======== Task data ========
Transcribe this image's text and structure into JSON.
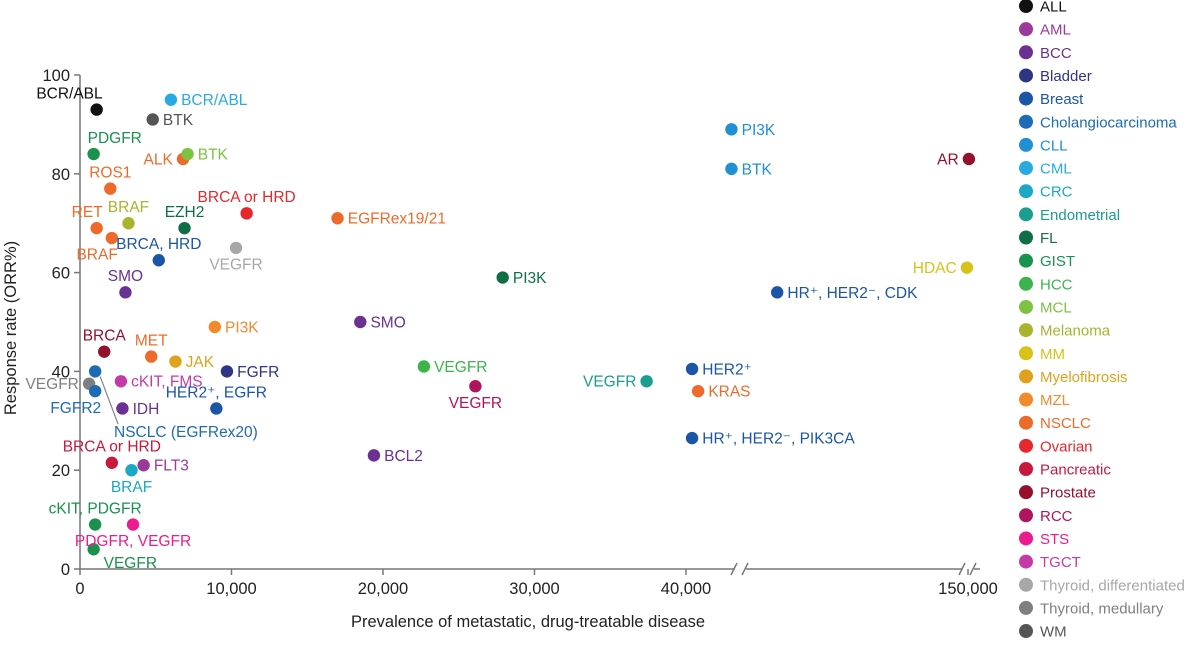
{
  "chart_data": {
    "type": "scatter",
    "title": "",
    "xlabel": "Prevalence of metastatic, drug-treatable disease",
    "ylabel": "Response rate (ORR%)",
    "xlim": [
      0,
      150000
    ],
    "ylim": [
      0,
      100
    ],
    "x_axis_broken": true,
    "x_breaks": [
      "between 40,000 and 150,000"
    ],
    "x_ticks": [
      {
        "value": 0,
        "label": "0"
      },
      {
        "value": 10000,
        "label": "10,000"
      },
      {
        "value": 20000,
        "label": "20,000"
      },
      {
        "value": 30000,
        "label": "30,000"
      },
      {
        "value": 40000,
        "label": "40,000"
      },
      {
        "value": 150000,
        "label": "150,000"
      }
    ],
    "y_ticks": [
      {
        "value": 0,
        "label": "0"
      },
      {
        "value": 20,
        "label": "20"
      },
      {
        "value": 40,
        "label": "40"
      },
      {
        "value": 60,
        "label": "60"
      },
      {
        "value": 80,
        "label": "80"
      },
      {
        "value": 100,
        "label": "100"
      }
    ],
    "grid": false,
    "legend_position": "right",
    "legend": [
      {
        "name": "ALL",
        "color": "#111111"
      },
      {
        "name": "AML",
        "color": "#9b3a9a"
      },
      {
        "name": "BCC",
        "color": "#6a3092"
      },
      {
        "name": "Bladder",
        "color": "#2e3585"
      },
      {
        "name": "Breast",
        "color": "#1b56a6"
      },
      {
        "name": "Cholangiocarcinoma",
        "color": "#1c6bb4"
      },
      {
        "name": "CLL",
        "color": "#1f8fd6"
      },
      {
        "name": "CML",
        "color": "#29abe2"
      },
      {
        "name": "CRC",
        "color": "#1aa8c4"
      },
      {
        "name": "Endometrial",
        "color": "#1a9e8e"
      },
      {
        "name": "FL",
        "color": "#0f6e45"
      },
      {
        "name": "GIST",
        "color": "#18924d"
      },
      {
        "name": "HCC",
        "color": "#3cb44b"
      },
      {
        "name": "MCL",
        "color": "#7ec242"
      },
      {
        "name": "Melanoma",
        "color": "#a8b42e"
      },
      {
        "name": "MM",
        "color": "#d7c21a"
      },
      {
        "name": "Myelofibrosis",
        "color": "#e0a21c"
      },
      {
        "name": "MZL",
        "color": "#f28a2c"
      },
      {
        "name": "NSCLC",
        "color": "#ee6a2a"
      },
      {
        "name": "Ovarian",
        "color": "#e8262b"
      },
      {
        "name": "Pancreatic",
        "color": "#c8183e"
      },
      {
        "name": "Prostate",
        "color": "#94102d"
      },
      {
        "name": "RCC",
        "color": "#b0145c"
      },
      {
        "name": "STS",
        "color": "#ec1c8c"
      },
      {
        "name": "TGCT",
        "color": "#c63aa8"
      },
      {
        "name": "Thyroid, differentiated",
        "color": "#a7a7a7"
      },
      {
        "name": "Thyroid, medullary",
        "color": "#7f7f7f"
      },
      {
        "name": "WM",
        "color": "#555555"
      }
    ],
    "points": [
      {
        "x": 1100,
        "y": 93,
        "label": "BCR/ABL",
        "series": "ALL",
        "label_pos": "tl"
      },
      {
        "x": 6000,
        "y": 95,
        "label": "BCR/ABL",
        "series": "CML",
        "label_pos": "r"
      },
      {
        "x": 4800,
        "y": 91,
        "label": "BTK",
        "series": "WM",
        "label_pos": "r"
      },
      {
        "x": 900,
        "y": 84,
        "label": "PDGFR",
        "series": "GIST",
        "label_pos": "tr"
      },
      {
        "x": 6800,
        "y": 83,
        "label": "ALK",
        "series": "NSCLC",
        "label_pos": "l"
      },
      {
        "x": 7100,
        "y": 84,
        "label": "BTK",
        "series": "MCL",
        "label_pos": "r"
      },
      {
        "x": 2000,
        "y": 77,
        "label": "ROS1",
        "series": "NSCLC",
        "label_pos": "t"
      },
      {
        "x": 11000,
        "y": 72,
        "label": "BRCA or HRD",
        "series": "Ovarian",
        "label_pos": "t"
      },
      {
        "x": 17000,
        "y": 71,
        "label": "EGFRex19/21",
        "series": "NSCLC",
        "label_pos": "r"
      },
      {
        "x": 1100,
        "y": 69,
        "label": "RET",
        "series": "NSCLC",
        "label_pos": "tl"
      },
      {
        "x": 2100,
        "y": 67,
        "label": "BRAF",
        "series": "NSCLC",
        "label_pos": "bl"
      },
      {
        "x": 3200,
        "y": 70,
        "label": "BRAF",
        "series": "Melanoma",
        "label_pos": "t"
      },
      {
        "x": 6900,
        "y": 69,
        "label": "EZH2",
        "series": "FL",
        "label_pos": "t"
      },
      {
        "x": 5200,
        "y": 62.5,
        "label": "BRCA, HRD",
        "series": "Breast",
        "label_pos": "t"
      },
      {
        "x": 10300,
        "y": 65,
        "label": "VEGFR",
        "series": "Thyroid, differentiated",
        "label_pos": "b"
      },
      {
        "x": 3000,
        "y": 56,
        "label": "SMO",
        "series": "BCC",
        "label_pos": "t"
      },
      {
        "x": 27900,
        "y": 59,
        "label": "PI3K",
        "series": "FL",
        "label_pos": "r"
      },
      {
        "x": 8900,
        "y": 49,
        "label": "PI3K",
        "series": "MZL",
        "label_pos": "r"
      },
      {
        "x": 18500,
        "y": 50,
        "label": "SMO",
        "series": "BCC",
        "label_pos": "r"
      },
      {
        "x": 1600,
        "y": 44,
        "label": "BRCA",
        "series": "Prostate",
        "label_pos": "t"
      },
      {
        "x": 4700,
        "y": 43,
        "label": "MET",
        "series": "NSCLC",
        "label_pos": "t"
      },
      {
        "x": 6300,
        "y": 42,
        "label": "JAK",
        "series": "Myelofibrosis",
        "label_pos": "r"
      },
      {
        "x": 9700,
        "y": 40,
        "label": "FGFR",
        "series": "Bladder",
        "label_pos": "r"
      },
      {
        "x": 2700,
        "y": 38,
        "label": "cKIT, FMS",
        "series": "TGCT",
        "label_pos": "r"
      },
      {
        "x": 1000,
        "y": 40,
        "label": "NSCLC (EGFRex20)",
        "series": "Cholangiocarcinoma",
        "label_pos": "leader"
      },
      {
        "x": 600,
        "y": 37.5,
        "label": "VEGFR",
        "series": "Thyroid, medullary",
        "label_pos": "l"
      },
      {
        "x": 1000,
        "y": 36,
        "label": "FGFR2",
        "series": "Cholangiocarcinoma",
        "label_pos": "bl"
      },
      {
        "x": 2800,
        "y": 32.5,
        "label": "IDH",
        "series": "BCC",
        "label_pos": "r"
      },
      {
        "x": 9000,
        "y": 32.5,
        "label": "HER2⁺, EGFR",
        "series": "Breast",
        "label_pos": "t"
      },
      {
        "x": 22700,
        "y": 41,
        "label": "VEGFR",
        "series": "HCC",
        "label_pos": "r"
      },
      {
        "x": 26100,
        "y": 37,
        "label": "VEGFR",
        "series": "RCC",
        "label_pos": "b"
      },
      {
        "x": 19400,
        "y": 23,
        "label": "BCL2",
        "series": "BCC",
        "label_pos": "r"
      },
      {
        "x": 2100,
        "y": 21.5,
        "label": "BRCA or HRD",
        "series": "Pancreatic",
        "label_pos": "t"
      },
      {
        "x": 4200,
        "y": 21,
        "label": "FLT3",
        "series": "AML",
        "label_pos": "r"
      },
      {
        "x": 3400,
        "y": 20,
        "label": "BRAF",
        "series": "CRC",
        "label_pos": "b"
      },
      {
        "x": 1000,
        "y": 9,
        "label": "cKIT, PDGFR",
        "series": "GIST",
        "label_pos": "t"
      },
      {
        "x": 3500,
        "y": 9,
        "label": "PDGFR, VEGFR",
        "series": "STS",
        "label_pos": "b"
      },
      {
        "x": 900,
        "y": 4,
        "label": "VEGFR",
        "series": "GIST",
        "label_pos": "br"
      },
      {
        "x": 37400,
        "y": 38,
        "label": "VEGFR",
        "series": "Endometrial",
        "label_pos": "l"
      },
      {
        "x": 40400,
        "y": 40.5,
        "label": "HER2⁺",
        "series": "Breast",
        "label_pos": "r"
      },
      {
        "x": 40800,
        "y": 36,
        "label": "KRAS",
        "series": "NSCLC",
        "label_pos": "r"
      },
      {
        "x": 40400,
        "y": 26.5,
        "label": "HR⁺, HER2⁻, PIK3CA",
        "series": "Breast",
        "label_pos": "r"
      },
      {
        "x": 43000,
        "y": 89,
        "label": "PI3K",
        "series": "CLL",
        "label_pos": "r"
      },
      {
        "x": 43000,
        "y": 81,
        "label": "BTK",
        "series": "CLL",
        "label_pos": "r"
      },
      {
        "x": 44000,
        "y": 56,
        "label": "HR⁺, HER2⁻, CDK",
        "series": "Breast",
        "label_pos": "r"
      },
      {
        "x": 149400,
        "y": 61,
        "label": "HDAC",
        "series": "MM",
        "label_pos": "l"
      },
      {
        "x": 150500,
        "y": 83,
        "label": "AR",
        "series": "Prostate",
        "label_pos": "l"
      }
    ]
  }
}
========
*Written task*
Scan the material for lines with the word "Pancreatic", and copy each line you find.

*Correct output*
        "name": "Pancreatic",
        "series": "Pancreatic",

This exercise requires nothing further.